■ **Task to carry out**
Leave out the images and repeat the listing below without a single change.

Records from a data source
begin
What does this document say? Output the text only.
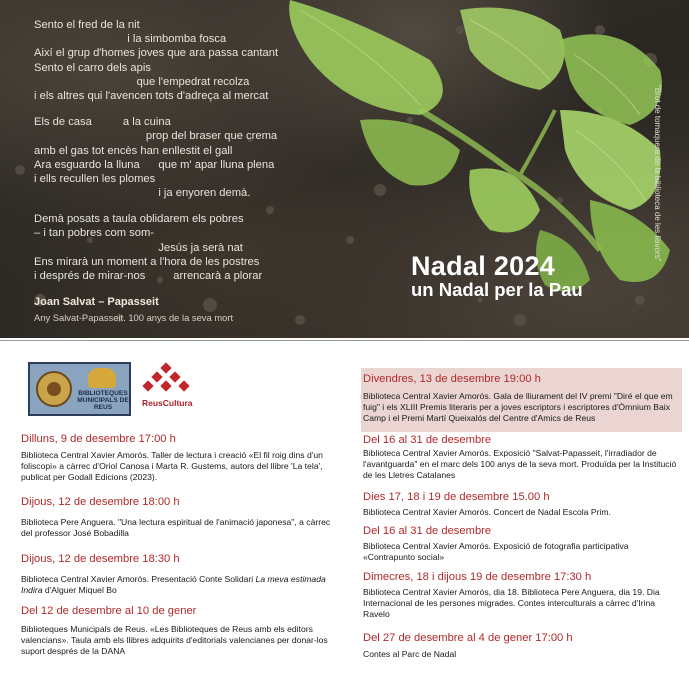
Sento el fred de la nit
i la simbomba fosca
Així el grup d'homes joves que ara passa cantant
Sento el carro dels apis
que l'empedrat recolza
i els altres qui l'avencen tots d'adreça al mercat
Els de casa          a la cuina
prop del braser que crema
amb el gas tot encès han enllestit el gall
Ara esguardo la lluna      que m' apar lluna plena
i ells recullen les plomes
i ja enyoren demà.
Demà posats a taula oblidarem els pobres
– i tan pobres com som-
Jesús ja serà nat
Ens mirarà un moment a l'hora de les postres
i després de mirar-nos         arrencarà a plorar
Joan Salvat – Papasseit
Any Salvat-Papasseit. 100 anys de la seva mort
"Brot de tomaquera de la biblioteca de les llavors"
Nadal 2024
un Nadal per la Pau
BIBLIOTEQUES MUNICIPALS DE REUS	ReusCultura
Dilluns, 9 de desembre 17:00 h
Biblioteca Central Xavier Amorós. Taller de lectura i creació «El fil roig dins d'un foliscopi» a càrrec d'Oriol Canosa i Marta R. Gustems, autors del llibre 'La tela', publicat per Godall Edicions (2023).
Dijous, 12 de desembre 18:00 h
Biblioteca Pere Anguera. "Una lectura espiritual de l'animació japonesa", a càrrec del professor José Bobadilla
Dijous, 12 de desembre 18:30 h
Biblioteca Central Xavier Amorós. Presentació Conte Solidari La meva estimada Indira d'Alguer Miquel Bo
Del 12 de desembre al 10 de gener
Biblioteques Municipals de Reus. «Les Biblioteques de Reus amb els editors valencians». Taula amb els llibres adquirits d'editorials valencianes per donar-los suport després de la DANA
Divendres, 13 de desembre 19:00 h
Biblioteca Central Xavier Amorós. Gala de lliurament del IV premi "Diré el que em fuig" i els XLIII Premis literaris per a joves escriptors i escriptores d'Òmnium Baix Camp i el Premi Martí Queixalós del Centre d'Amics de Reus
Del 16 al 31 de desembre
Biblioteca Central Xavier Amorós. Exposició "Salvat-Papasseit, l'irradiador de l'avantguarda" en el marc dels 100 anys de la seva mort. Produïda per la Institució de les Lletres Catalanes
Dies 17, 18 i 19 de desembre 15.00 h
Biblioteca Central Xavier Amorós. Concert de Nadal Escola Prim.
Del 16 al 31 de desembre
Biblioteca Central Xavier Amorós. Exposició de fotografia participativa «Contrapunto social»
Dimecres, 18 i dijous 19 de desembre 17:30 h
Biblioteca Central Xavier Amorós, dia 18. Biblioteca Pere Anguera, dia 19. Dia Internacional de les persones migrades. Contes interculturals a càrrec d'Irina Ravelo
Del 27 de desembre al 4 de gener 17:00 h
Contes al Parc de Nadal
end
■ **The solution**
What does this document say? Output the text only.
Sento el fred de la nit
i la simbomba fosca
Així el grup d'homes joves que ara passa cantant
Sento el carro dels apis
que l'empedrat recolza
i els altres qui l'avencen tots d'adreça al mercat
Els de casa          a la cuina
prop del braser que crema
amb el gas tot encès han enllestit el gall
Ara esguardo la lluna      que m' apar lluna plena
i ells recullen les plomes
i ja enyoren demà.
Demà posats a taula oblidarem els pobres
– i tan pobres com som-
Jesús ja serà nat
Ens mirarà un moment a l'hora de les postres
i després de mirar-nos         arrencarà a plorar
Joan Salvat – Papasseit
Any Salvat-Papasseit. 100 anys de la seva mort
"Brot de tomaquera de la biblioteca de les llavors"
Nadal 2024
un Nadal per la Pau
BIBLIOTEQUES MUNICIPALS DE REUS	ReusCultura
Dilluns, 9 de desembre 17:00 h
Biblioteca Central Xavier Amorós. Taller de lectura i creació «El fil roig dins d'un foliscopi» a càrrec d'Oriol Canosa i Marta R. Gustems, autors del llibre 'La tela', publicat per Godall Edicions (2023).
Dijous, 12 de desembre 18:00 h
Biblioteca Pere Anguera. "Una lectura espiritual de l'animació japonesa", a càrrec del professor José Bobadilla
Dijous, 12 de desembre 18:30 h
Biblioteca Central Xavier Amorós. Presentació Conte Solidari La meva estimada Indira d'Alguer Miquel Bo
Del 12 de desembre al 10 de gener
Biblioteques Municipals de Reus. «Les Biblioteques de Reus amb els editors valencians». Taula amb els llibres adquirits d'editorials valencianes per donar-los suport després de la DANA
Divendres, 13 de desembre 19:00 h
Biblioteca Central Xavier Amorós. Gala de lliurament del IV premi "Diré el que em fuig" i els XLIII Premis literaris per a joves escriptors i escriptores d'Òmnium Baix Camp i el Premi Martí Queixalós del Centre d'Amics de Reus
Del 16 al 31 de desembre
Biblioteca Central Xavier Amorós. Exposició "Salvat-Papasseit, l'irradiador de l'avantguarda" en el marc dels 100 anys de la seva mort. Produïda per la Institució de les Lletres Catalanes
Dies 17, 18 i 19 de desembre 15.00 h
Biblioteca Central Xavier Amorós. Concert de Nadal Escola Prim.
Del 16 al 31 de desembre
Biblioteca Central Xavier Amorós. Exposició de fotografia participativa «Contrapunto social»
Dimecres, 18 i dijous 19 de desembre 17:30 h
Biblioteca Central Xavier Amorós, dia 18. Biblioteca Pere Anguera, dia 19. Dia Internacional de les persones migrades. Contes interculturals a càrrec d'Irina Ravelo
Del 27 de desembre al 4 de gener 17:00 h
Contes al Parc de Nadal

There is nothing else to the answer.